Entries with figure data
----

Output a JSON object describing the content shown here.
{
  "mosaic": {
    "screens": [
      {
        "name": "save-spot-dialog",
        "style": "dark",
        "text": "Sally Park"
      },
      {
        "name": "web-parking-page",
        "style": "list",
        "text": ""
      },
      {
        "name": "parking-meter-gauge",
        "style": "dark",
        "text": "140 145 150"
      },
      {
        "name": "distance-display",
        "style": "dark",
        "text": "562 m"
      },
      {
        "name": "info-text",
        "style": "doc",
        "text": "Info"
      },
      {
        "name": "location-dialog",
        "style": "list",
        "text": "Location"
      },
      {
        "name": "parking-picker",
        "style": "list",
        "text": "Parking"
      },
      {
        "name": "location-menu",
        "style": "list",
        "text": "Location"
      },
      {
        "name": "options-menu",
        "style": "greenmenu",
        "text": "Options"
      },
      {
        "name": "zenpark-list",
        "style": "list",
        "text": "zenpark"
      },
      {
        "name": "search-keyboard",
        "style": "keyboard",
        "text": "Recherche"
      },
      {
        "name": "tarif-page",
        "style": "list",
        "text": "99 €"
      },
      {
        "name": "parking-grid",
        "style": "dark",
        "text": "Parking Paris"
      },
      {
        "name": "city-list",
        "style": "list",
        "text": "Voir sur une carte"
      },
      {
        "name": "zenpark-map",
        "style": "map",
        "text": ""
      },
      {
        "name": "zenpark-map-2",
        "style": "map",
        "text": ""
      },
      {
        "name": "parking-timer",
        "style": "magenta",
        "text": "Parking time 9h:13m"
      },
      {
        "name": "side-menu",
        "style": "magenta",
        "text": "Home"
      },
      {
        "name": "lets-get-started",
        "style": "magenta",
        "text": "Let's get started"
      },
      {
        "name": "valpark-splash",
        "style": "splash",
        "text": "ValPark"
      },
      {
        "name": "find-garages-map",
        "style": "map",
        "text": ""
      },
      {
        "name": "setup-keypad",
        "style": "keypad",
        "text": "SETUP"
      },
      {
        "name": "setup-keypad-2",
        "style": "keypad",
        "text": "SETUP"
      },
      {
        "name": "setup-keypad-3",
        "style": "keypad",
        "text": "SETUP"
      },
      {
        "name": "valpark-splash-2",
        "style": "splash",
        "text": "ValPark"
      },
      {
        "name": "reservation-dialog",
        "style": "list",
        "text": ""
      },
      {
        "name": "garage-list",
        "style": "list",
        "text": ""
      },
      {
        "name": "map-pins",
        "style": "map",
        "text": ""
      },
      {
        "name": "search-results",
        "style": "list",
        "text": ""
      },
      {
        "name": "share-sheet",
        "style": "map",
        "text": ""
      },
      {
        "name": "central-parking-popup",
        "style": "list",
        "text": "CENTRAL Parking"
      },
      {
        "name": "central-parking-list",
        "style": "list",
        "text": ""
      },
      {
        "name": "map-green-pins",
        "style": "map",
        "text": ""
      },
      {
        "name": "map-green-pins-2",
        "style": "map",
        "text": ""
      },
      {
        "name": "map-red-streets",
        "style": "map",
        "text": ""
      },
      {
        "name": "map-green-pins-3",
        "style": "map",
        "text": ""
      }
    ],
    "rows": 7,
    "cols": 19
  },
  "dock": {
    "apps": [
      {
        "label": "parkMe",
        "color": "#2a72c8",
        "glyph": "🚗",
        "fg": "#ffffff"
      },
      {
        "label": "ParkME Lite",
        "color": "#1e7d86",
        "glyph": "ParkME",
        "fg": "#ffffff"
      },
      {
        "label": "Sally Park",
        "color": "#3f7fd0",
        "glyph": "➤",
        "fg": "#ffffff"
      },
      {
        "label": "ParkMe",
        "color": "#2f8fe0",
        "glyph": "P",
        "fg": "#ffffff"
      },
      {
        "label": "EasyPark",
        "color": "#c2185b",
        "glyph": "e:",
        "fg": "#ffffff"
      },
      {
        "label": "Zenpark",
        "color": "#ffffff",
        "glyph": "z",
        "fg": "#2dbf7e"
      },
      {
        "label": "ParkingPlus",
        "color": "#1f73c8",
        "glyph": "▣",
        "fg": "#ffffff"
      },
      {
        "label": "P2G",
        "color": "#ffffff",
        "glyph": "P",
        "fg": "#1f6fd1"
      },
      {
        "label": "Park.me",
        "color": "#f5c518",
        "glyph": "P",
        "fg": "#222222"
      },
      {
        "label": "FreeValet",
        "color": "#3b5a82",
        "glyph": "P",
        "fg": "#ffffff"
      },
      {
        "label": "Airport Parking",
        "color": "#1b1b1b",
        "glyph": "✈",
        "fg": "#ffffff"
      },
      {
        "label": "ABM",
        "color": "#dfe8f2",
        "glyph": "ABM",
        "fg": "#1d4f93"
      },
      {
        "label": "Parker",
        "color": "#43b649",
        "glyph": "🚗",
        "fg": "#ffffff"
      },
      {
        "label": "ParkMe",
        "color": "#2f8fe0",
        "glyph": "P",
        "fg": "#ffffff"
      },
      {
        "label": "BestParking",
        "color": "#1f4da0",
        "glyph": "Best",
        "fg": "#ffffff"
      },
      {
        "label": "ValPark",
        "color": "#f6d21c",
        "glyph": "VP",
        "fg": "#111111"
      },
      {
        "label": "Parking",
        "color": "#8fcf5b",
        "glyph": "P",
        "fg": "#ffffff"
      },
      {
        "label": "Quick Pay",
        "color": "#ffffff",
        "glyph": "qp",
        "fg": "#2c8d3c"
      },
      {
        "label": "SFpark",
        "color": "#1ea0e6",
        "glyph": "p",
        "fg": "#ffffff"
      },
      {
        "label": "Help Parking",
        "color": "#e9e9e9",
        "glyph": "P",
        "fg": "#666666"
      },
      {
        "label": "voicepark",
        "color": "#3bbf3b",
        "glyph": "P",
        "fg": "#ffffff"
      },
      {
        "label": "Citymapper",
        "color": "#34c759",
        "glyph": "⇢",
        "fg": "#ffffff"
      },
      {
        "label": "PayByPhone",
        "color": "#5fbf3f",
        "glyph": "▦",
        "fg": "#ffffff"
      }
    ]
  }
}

----

▸ **WHAT IS ASKED**: Reproduce each record exactly, leaving nothing out.

▸ **FULL RESPONSE**:
Output a JSON object describing the content shown here.
{
  "mosaic": {
    "screens": [
      {
        "name": "save-spot-dialog",
        "style": "dark",
        "text": "Sally Park"
      },
      {
        "name": "web-parking-page",
        "style": "list",
        "text": ""
      },
      {
        "name": "parking-meter-gauge",
        "style": "dark",
        "text": "140 145 150"
      },
      {
        "name": "distance-display",
        "style": "dark",
        "text": "562 m"
      },
      {
        "name": "info-text",
        "style": "doc",
        "text": "Info"
      },
      {
        "name": "location-dialog",
        "style": "list",
        "text": "Location"
      },
      {
        "name": "parking-picker",
        "style": "list",
        "text": "Parking"
      },
      {
        "name": "location-menu",
        "style": "list",
        "text": "Location"
      },
      {
        "name": "options-menu",
        "style": "greenmenu",
        "text": "Options"
      },
      {
        "name": "zenpark-list",
        "style": "list",
        "text": "zenpark"
      },
      {
        "name": "search-keyboard",
        "style": "keyboard",
        "text": "Recherche"
      },
      {
        "name": "tarif-page",
        "style": "list",
        "text": "99 €"
      },
      {
        "name": "parking-grid",
        "style": "dark",
        "text": "Parking Paris"
      },
      {
        "name": "city-list",
        "style": "list",
        "text": "Voir sur une carte"
      },
      {
        "name": "zenpark-map",
        "style": "map",
        "text": ""
      },
      {
        "name": "zenpark-map-2",
        "style": "map",
        "text": ""
      },
      {
        "name": "parking-timer",
        "style": "magenta",
        "text": "Parking time 9h:13m"
      },
      {
        "name": "side-menu",
        "style": "magenta",
        "text": "Home"
      },
      {
        "name": "lets-get-started",
        "style": "magenta",
        "text": "Let's get started"
      },
      {
        "name": "valpark-splash",
        "style": "splash",
        "text": "ValPark"
      },
      {
        "name": "find-garages-map",
        "style": "map",
        "text": ""
      },
      {
        "name": "setup-keypad",
        "style": "keypad",
        "text": "SETUP"
      },
      {
        "name": "setup-keypad-2",
        "style": "keypad",
        "text": "SETUP"
      },
      {
        "name": "setup-keypad-3",
        "style": "keypad",
        "text": "SETUP"
      },
      {
        "name": "valpark-splash-2",
        "style": "splash",
        "text": "ValPark"
      },
      {
        "name": "reservation-dialog",
        "style": "list",
        "text": ""
      },
      {
        "name": "garage-list",
        "style": "list",
        "text": ""
      },
      {
        "name": "map-pins",
        "style": "map",
        "text": ""
      },
      {
        "name": "search-results",
        "style": "list",
        "text": ""
      },
      {
        "name": "share-sheet",
        "style": "map",
        "text": ""
      },
      {
        "name": "central-parking-popup",
        "style": "list",
        "text": "CENTRAL Parking"
      },
      {
        "name": "central-parking-list",
        "style": "list",
        "text": ""
      },
      {
        "name": "map-green-pins",
        "style": "map",
        "text": ""
      },
      {
        "name": "map-green-pins-2",
        "style": "map",
        "text": ""
      },
      {
        "name": "map-red-streets",
        "style": "map",
        "text": ""
      },
      {
        "name": "map-green-pins-3",
        "style": "map",
        "text": ""
      }
    ],
    "rows": 7,
    "cols": 19
  },
  "dock": {
    "apps": [
      {
        "label": "parkMe",
        "color": "#2a72c8",
        "glyph": "🚗",
        "fg": "#ffffff"
      },
      {
        "label": "ParkME Lite",
        "color": "#1e7d86",
        "glyph": "ParkME",
        "fg": "#ffffff"
      },
      {
        "label": "Sally Park",
        "color": "#3f7fd0",
        "glyph": "➤",
        "fg": "#ffffff"
      },
      {
        "label": "ParkMe",
        "color": "#2f8fe0",
        "glyph": "P",
        "fg": "#ffffff"
      },
      {
        "label": "EasyPark",
        "color": "#c2185b",
        "glyph": "e:",
        "fg": "#ffffff"
      },
      {
        "label": "Zenpark",
        "color": "#ffffff",
        "glyph": "z",
        "fg": "#2dbf7e"
      },
      {
        "label": "ParkingPlus",
        "color": "#1f73c8",
        "glyph": "▣",
        "fg": "#ffffff"
      },
      {
        "label": "P2G",
        "color": "#ffffff",
        "glyph": "P",
        "fg": "#1f6fd1"
      },
      {
        "label": "Park.me",
        "color": "#f5c518",
        "glyph": "P",
        "fg": "#222222"
      },
      {
        "label": "FreeValet",
        "color": "#3b5a82",
        "glyph": "P",
        "fg": "#ffffff"
      },
      {
        "label": "Airport Parking",
        "color": "#1b1b1b",
        "glyph": "✈",
        "fg": "#ffffff"
      },
      {
        "label": "ABM",
        "color": "#dfe8f2",
        "glyph": "ABM",
        "fg": "#1d4f93"
      },
      {
        "label": "Parker",
        "color": "#43b649",
        "glyph": "🚗",
        "fg": "#ffffff"
      },
      {
        "label": "ParkMe",
        "color": "#2f8fe0",
        "glyph": "P",
        "fg": "#ffffff"
      },
      {
        "label": "BestParking",
        "color": "#1f4da0",
        "glyph": "Best",
        "fg": "#ffffff"
      },
      {
        "label": "ValPark",
        "color": "#f6d21c",
        "glyph": "VP",
        "fg": "#111111"
      },
      {
        "label": "Parking",
        "color": "#8fcf5b",
        "glyph": "P",
        "fg": "#ffffff"
      },
      {
        "label": "Quick Pay",
        "color": "#ffffff",
        "glyph": "qp",
        "fg": "#2c8d3c"
      },
      {
        "label": "SFpark",
        "color": "#1ea0e6",
        "glyph": "p",
        "fg": "#ffffff"
      },
      {
        "label": "Help Parking",
        "color": "#e9e9e9",
        "glyph": "P",
        "fg": "#666666"
      },
      {
        "label": "voicepark",
        "color": "#3bbf3b",
        "glyph": "P",
        "fg": "#ffffff"
      },
      {
        "label": "Citymapper",
        "color": "#34c759",
        "glyph": "⇢",
        "fg": "#ffffff"
      },
      {
        "label": "PayByPhone",
        "color": "#5fbf3f",
        "glyph": "▦",
        "fg": "#ffffff"
      }
    ]
  }
}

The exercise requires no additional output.